— START OF Task data —
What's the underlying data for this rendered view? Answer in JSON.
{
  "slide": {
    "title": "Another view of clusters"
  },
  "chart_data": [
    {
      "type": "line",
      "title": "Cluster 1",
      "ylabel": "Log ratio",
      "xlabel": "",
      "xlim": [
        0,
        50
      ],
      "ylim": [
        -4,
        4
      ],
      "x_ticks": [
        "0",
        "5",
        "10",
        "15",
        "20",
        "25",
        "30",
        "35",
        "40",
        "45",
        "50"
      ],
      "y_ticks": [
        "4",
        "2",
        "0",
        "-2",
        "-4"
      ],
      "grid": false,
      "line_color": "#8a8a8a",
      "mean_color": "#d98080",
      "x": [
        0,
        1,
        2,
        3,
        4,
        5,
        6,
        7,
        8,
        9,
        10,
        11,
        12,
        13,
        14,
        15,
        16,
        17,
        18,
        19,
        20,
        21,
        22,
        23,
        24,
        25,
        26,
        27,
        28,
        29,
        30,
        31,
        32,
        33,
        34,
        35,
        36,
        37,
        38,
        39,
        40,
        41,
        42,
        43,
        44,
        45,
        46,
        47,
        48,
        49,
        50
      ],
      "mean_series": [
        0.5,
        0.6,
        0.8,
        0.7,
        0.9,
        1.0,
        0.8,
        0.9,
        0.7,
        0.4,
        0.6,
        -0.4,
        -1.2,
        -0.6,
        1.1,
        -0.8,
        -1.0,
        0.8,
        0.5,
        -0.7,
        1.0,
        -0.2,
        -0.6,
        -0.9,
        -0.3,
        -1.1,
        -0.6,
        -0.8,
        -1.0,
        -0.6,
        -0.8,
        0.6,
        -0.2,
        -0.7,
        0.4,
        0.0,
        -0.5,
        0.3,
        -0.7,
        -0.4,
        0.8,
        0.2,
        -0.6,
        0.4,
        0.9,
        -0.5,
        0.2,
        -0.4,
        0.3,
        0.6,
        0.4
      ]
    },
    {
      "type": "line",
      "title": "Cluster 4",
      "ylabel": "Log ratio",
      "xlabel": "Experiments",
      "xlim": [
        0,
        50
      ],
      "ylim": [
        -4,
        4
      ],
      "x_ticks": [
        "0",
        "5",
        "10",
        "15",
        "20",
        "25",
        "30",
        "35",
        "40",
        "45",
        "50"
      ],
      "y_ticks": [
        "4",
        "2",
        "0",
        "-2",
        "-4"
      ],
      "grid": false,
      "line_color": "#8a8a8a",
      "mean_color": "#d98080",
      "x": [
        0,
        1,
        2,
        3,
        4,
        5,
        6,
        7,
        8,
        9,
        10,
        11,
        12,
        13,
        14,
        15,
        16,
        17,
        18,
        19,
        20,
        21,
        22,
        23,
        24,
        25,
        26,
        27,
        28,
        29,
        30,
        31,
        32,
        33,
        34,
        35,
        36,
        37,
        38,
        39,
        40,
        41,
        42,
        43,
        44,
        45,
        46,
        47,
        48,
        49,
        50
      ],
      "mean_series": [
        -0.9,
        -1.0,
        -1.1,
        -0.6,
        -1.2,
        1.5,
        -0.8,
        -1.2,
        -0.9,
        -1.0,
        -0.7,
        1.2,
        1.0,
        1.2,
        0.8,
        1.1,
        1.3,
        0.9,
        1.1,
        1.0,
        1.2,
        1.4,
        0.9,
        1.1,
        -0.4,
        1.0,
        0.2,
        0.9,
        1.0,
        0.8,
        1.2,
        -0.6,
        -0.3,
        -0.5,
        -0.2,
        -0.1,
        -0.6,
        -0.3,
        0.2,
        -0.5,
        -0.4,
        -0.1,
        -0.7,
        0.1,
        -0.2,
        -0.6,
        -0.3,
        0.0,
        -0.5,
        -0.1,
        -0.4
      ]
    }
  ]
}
— END OF Task data —
→ **What is needed**
Return all of the entries exactly as they were supplied.

→ **Answer in full**
What's the underlying data for this rendered view? Answer in JSON.
{
  "slide": {
    "title": "Another view of clusters"
  },
  "chart_data": [
    {
      "type": "line",
      "title": "Cluster 1",
      "ylabel": "Log ratio",
      "xlabel": "",
      "xlim": [
        0,
        50
      ],
      "ylim": [
        -4,
        4
      ],
      "x_ticks": [
        "0",
        "5",
        "10",
        "15",
        "20",
        "25",
        "30",
        "35",
        "40",
        "45",
        "50"
      ],
      "y_ticks": [
        "4",
        "2",
        "0",
        "-2",
        "-4"
      ],
      "grid": false,
      "line_color": "#8a8a8a",
      "mean_color": "#d98080",
      "x": [
        0,
        1,
        2,
        3,
        4,
        5,
        6,
        7,
        8,
        9,
        10,
        11,
        12,
        13,
        14,
        15,
        16,
        17,
        18,
        19,
        20,
        21,
        22,
        23,
        24,
        25,
        26,
        27,
        28,
        29,
        30,
        31,
        32,
        33,
        34,
        35,
        36,
        37,
        38,
        39,
        40,
        41,
        42,
        43,
        44,
        45,
        46,
        47,
        48,
        49,
        50
      ],
      "mean_series": [
        0.5,
        0.6,
        0.8,
        0.7,
        0.9,
        1.0,
        0.8,
        0.9,
        0.7,
        0.4,
        0.6,
        -0.4,
        -1.2,
        -0.6,
        1.1,
        -0.8,
        -1.0,
        0.8,
        0.5,
        -0.7,
        1.0,
        -0.2,
        -0.6,
        -0.9,
        -0.3,
        -1.1,
        -0.6,
        -0.8,
        -1.0,
        -0.6,
        -0.8,
        0.6,
        -0.2,
        -0.7,
        0.4,
        0.0,
        -0.5,
        0.3,
        -0.7,
        -0.4,
        0.8,
        0.2,
        -0.6,
        0.4,
        0.9,
        -0.5,
        0.2,
        -0.4,
        0.3,
        0.6,
        0.4
      ]
    },
    {
      "type": "line",
      "title": "Cluster 4",
      "ylabel": "Log ratio",
      "xlabel": "Experiments",
      "xlim": [
        0,
        50
      ],
      "ylim": [
        -4,
        4
      ],
      "x_ticks": [
        "0",
        "5",
        "10",
        "15",
        "20",
        "25",
        "30",
        "35",
        "40",
        "45",
        "50"
      ],
      "y_ticks": [
        "4",
        "2",
        "0",
        "-2",
        "-4"
      ],
      "grid": false,
      "line_color": "#8a8a8a",
      "mean_color": "#d98080",
      "x": [
        0,
        1,
        2,
        3,
        4,
        5,
        6,
        7,
        8,
        9,
        10,
        11,
        12,
        13,
        14,
        15,
        16,
        17,
        18,
        19,
        20,
        21,
        22,
        23,
        24,
        25,
        26,
        27,
        28,
        29,
        30,
        31,
        32,
        33,
        34,
        35,
        36,
        37,
        38,
        39,
        40,
        41,
        42,
        43,
        44,
        45,
        46,
        47,
        48,
        49,
        50
      ],
      "mean_series": [
        -0.9,
        -1.0,
        -1.1,
        -0.6,
        -1.2,
        1.5,
        -0.8,
        -1.2,
        -0.9,
        -1.0,
        -0.7,
        1.2,
        1.0,
        1.2,
        0.8,
        1.1,
        1.3,
        0.9,
        1.1,
        1.0,
        1.2,
        1.4,
        0.9,
        1.1,
        -0.4,
        1.0,
        0.2,
        0.9,
        1.0,
        0.8,
        1.2,
        -0.6,
        -0.3,
        -0.5,
        -0.2,
        -0.1,
        -0.6,
        -0.3,
        0.2,
        -0.5,
        -0.4,
        -0.1,
        -0.7,
        0.1,
        -0.2,
        -0.6,
        -0.3,
        0.0,
        -0.5,
        -0.1,
        -0.4
      ]
    }
  ]
}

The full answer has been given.